● **Problem statement**
It is required that all of the data be written out exactly.

● **Data for processing**

# # # #

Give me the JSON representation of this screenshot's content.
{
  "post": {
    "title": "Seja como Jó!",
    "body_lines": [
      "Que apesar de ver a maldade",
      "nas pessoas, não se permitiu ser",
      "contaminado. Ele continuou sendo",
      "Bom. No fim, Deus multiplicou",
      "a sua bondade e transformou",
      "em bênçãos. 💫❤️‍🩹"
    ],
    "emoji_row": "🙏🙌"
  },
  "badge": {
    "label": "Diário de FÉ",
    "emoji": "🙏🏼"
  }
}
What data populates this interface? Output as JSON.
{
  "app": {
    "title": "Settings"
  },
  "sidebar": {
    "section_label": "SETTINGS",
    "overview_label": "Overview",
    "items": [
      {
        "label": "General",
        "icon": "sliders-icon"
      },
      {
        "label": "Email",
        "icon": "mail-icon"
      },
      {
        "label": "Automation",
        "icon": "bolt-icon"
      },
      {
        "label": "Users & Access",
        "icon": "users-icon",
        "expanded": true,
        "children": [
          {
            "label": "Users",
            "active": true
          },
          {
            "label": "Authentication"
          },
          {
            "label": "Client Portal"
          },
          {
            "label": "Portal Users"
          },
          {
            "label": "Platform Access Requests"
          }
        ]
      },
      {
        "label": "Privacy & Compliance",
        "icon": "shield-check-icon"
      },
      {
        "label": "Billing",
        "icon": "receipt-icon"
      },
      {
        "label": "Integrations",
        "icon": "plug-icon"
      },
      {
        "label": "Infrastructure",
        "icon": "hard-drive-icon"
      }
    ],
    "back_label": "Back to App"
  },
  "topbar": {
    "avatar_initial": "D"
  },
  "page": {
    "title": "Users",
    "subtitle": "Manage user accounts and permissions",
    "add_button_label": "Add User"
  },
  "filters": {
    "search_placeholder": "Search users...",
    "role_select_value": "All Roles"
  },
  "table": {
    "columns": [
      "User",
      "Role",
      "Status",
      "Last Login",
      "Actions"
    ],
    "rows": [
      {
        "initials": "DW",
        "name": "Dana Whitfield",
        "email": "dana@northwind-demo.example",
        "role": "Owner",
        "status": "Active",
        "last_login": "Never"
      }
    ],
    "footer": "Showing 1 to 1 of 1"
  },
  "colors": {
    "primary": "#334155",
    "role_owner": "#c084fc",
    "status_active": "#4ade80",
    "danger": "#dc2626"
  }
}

# # # #

● **Solution for this problem**
Give me the JSON representation of this screenshot's content.
{
  "post": {
    "title": "Seja como Jó!",
    "body_lines": [
      "Que apesar de ver a maldade",
      "nas pessoas, não se permitiu ser",
      "contaminado. Ele continuou sendo",
      "Bom. No fim, Deus multiplicou",
      "a sua bondade e transformou",
      "em bênçãos. 💫❤️‍🩹"
    ],
    "emoji_row": "🙏🙌"
  },
  "badge": {
    "label": "Diário de FÉ",
    "emoji": "🙏🏼"
  }
}
What data populates this interface? Output as JSON.
{
  "app": {
    "title": "Settings"
  },
  "sidebar": {
    "section_label": "SETTINGS",
    "overview_label": "Overview",
    "items": [
      {
        "label": "General",
        "icon": "sliders-icon"
      },
      {
        "label": "Email",
        "icon": "mail-icon"
      },
      {
        "label": "Automation",
        "icon": "bolt-icon"
      },
      {
        "label": "Users & Access",
        "icon": "users-icon",
        "expanded": true,
        "children": [
          {
            "label": "Users",
            "active": true
          },
          {
            "label": "Authentication"
          },
          {
            "label": "Client Portal"
          },
          {
            "label": "Portal Users"
          },
          {
            "label": "Platform Access Requests"
          }
        ]
      },
      {
        "label": "Privacy & Compliance",
        "icon": "shield-check-icon"
      },
      {
        "label": "Billing",
        "icon": "receipt-icon"
      },
      {
        "label": "Integrations",
        "icon": "plug-icon"
      },
      {
        "label": "Infrastructure",
        "icon": "hard-drive-icon"
      }
    ],
    "back_label": "Back to App"
  },
  "topbar": {
    "avatar_initial": "D"
  },
  "page": {
    "title": "Users",
    "subtitle": "Manage user accounts and permissions",
    "add_button_label": "Add User"
  },
  "filters": {
    "search_placeholder": "Search users...",
    "role_select_value": "All Roles"
  },
  "table": {
    "columns": [
      "User",
      "Role",
      "Status",
      "Last Login",
      "Actions"
    ],
    "rows": [
      {
        "initials": "DW",
        "name": "Dana Whitfield",
        "email": "dana@northwind-demo.example",
        "role": "Owner",
        "status": "Active",
        "last_login": "Never"
      }
    ],
    "footer": "Showing 1 to 1 of 1"
  },
  "colors": {
    "primary": "#334155",
    "role_owner": "#c084fc",
    "status_active": "#4ade80",
    "danger": "#dc2626"
  }
}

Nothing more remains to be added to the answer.